Output each entry verbatim and exclude every picture from it.

** start Available records **

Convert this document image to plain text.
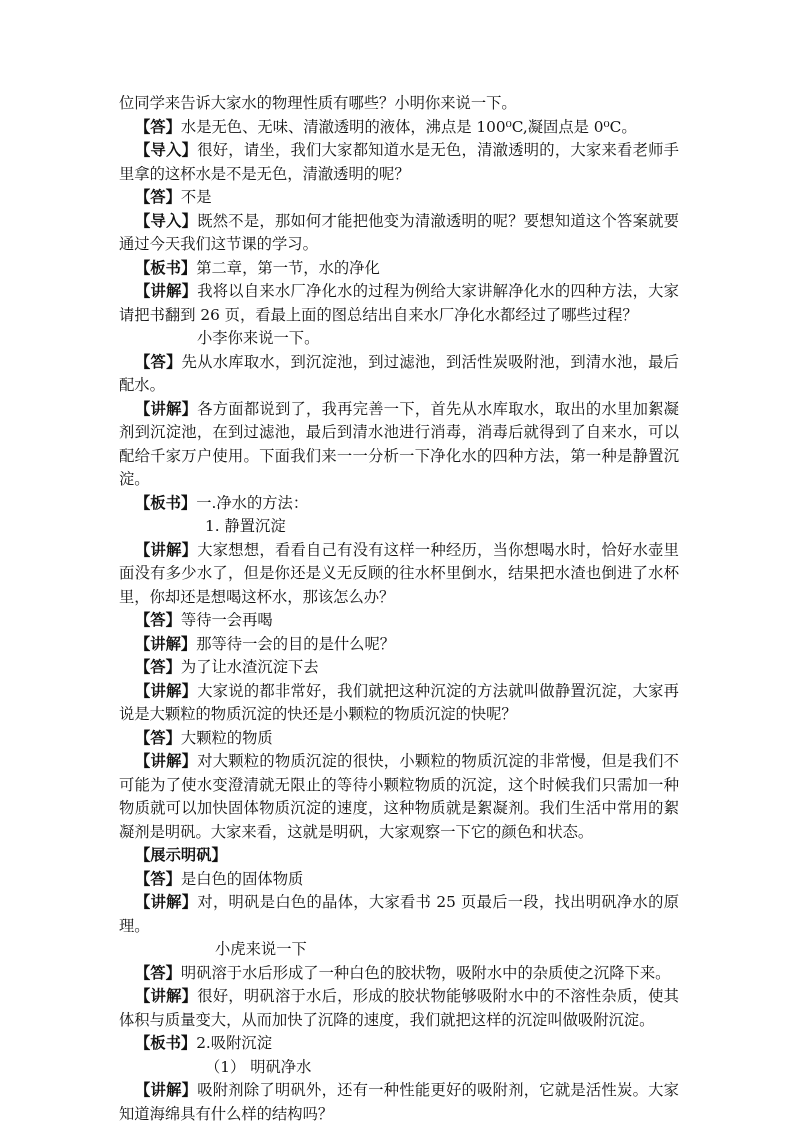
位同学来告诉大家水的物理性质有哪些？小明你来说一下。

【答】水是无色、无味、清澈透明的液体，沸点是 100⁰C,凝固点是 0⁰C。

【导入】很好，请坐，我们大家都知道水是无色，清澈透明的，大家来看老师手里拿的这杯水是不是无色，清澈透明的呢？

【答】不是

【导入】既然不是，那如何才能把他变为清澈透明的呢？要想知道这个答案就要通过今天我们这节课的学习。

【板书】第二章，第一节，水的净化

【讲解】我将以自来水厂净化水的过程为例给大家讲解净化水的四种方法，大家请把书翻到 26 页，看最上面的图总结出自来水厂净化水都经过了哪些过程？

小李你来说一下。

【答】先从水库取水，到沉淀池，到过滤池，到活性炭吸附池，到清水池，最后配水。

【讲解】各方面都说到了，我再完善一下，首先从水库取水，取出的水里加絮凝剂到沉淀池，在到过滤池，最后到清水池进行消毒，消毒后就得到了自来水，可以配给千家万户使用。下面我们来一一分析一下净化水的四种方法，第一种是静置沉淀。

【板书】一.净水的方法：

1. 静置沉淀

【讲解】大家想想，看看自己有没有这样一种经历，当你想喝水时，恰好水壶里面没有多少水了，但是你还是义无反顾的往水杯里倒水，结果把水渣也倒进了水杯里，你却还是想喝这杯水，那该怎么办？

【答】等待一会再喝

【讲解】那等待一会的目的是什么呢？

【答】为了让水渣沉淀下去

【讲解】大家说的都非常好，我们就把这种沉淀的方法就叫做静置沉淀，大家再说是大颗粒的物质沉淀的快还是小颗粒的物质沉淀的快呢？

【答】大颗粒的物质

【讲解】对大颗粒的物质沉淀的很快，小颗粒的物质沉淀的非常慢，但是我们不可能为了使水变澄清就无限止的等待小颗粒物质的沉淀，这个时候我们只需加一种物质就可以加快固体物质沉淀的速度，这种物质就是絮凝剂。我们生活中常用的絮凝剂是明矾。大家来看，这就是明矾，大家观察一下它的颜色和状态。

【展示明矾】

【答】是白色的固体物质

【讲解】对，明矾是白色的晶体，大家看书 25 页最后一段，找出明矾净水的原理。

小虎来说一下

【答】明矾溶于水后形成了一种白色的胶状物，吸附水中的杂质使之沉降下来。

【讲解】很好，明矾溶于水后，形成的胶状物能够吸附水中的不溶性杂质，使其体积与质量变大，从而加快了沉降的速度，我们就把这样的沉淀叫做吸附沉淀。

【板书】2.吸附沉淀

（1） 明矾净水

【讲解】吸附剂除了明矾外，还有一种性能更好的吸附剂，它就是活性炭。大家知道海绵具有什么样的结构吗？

** end Available records **

» Answer to this task:
Convert this document image to plain text.
位同学来告诉大家水的物理性质有哪些？小明你来说一下。

【答】水是无色、无味、清澈透明的液体，沸点是 100⁰C,凝固点是 0⁰C。

【导入】很好，请坐，我们大家都知道水是无色，清澈透明的，大家来看老师手里拿的这杯水是不是无色，清澈透明的呢？

【答】不是

【导入】既然不是，那如何才能把他变为清澈透明的呢？要想知道这个答案就要通过今天我们这节课的学习。

【板书】第二章，第一节，水的净化

【讲解】我将以自来水厂净化水的过程为例给大家讲解净化水的四种方法，大家请把书翻到 26 页，看最上面的图总结出自来水厂净化水都经过了哪些过程？

小李你来说一下。

【答】先从水库取水，到沉淀池，到过滤池，到活性炭吸附池，到清水池，最后配水。

【讲解】各方面都说到了，我再完善一下，首先从水库取水，取出的水里加絮凝剂到沉淀池，在到过滤池，最后到清水池进行消毒，消毒后就得到了自来水，可以配给千家万户使用。下面我们来一一分析一下净化水的四种方法，第一种是静置沉淀。

【板书】一.净水的方法：

1. 静置沉淀

【讲解】大家想想，看看自己有没有这样一种经历，当你想喝水时，恰好水壶里面没有多少水了，但是你还是义无反顾的往水杯里倒水，结果把水渣也倒进了水杯里，你却还是想喝这杯水，那该怎么办？

【答】等待一会再喝

【讲解】那等待一会的目的是什么呢？

【答】为了让水渣沉淀下去

【讲解】大家说的都非常好，我们就把这种沉淀的方法就叫做静置沉淀，大家再说是大颗粒的物质沉淀的快还是小颗粒的物质沉淀的快呢？

【答】大颗粒的物质

【讲解】对大颗粒的物质沉淀的很快，小颗粒的物质沉淀的非常慢，但是我们不可能为了使水变澄清就无限止的等待小颗粒物质的沉淀，这个时候我们只需加一种物质就可以加快固体物质沉淀的速度，这种物质就是絮凝剂。我们生活中常用的絮凝剂是明矾。大家来看，这就是明矾，大家观察一下它的颜色和状态。

【展示明矾】

【答】是白色的固体物质

【讲解】对，明矾是白色的晶体，大家看书 25 页最后一段，找出明矾净水的原理。

小虎来说一下

【答】明矾溶于水后形成了一种白色的胶状物，吸附水中的杂质使之沉降下来。

【讲解】很好，明矾溶于水后，形成的胶状物能够吸附水中的不溶性杂质，使其体积与质量变大，从而加快了沉降的速度，我们就把这样的沉淀叫做吸附沉淀。

【板书】2.吸附沉淀

（1） 明矾净水

【讲解】吸附剂除了明矾外，还有一种性能更好的吸附剂，它就是活性炭。大家知道海绵具有什么样的结构吗？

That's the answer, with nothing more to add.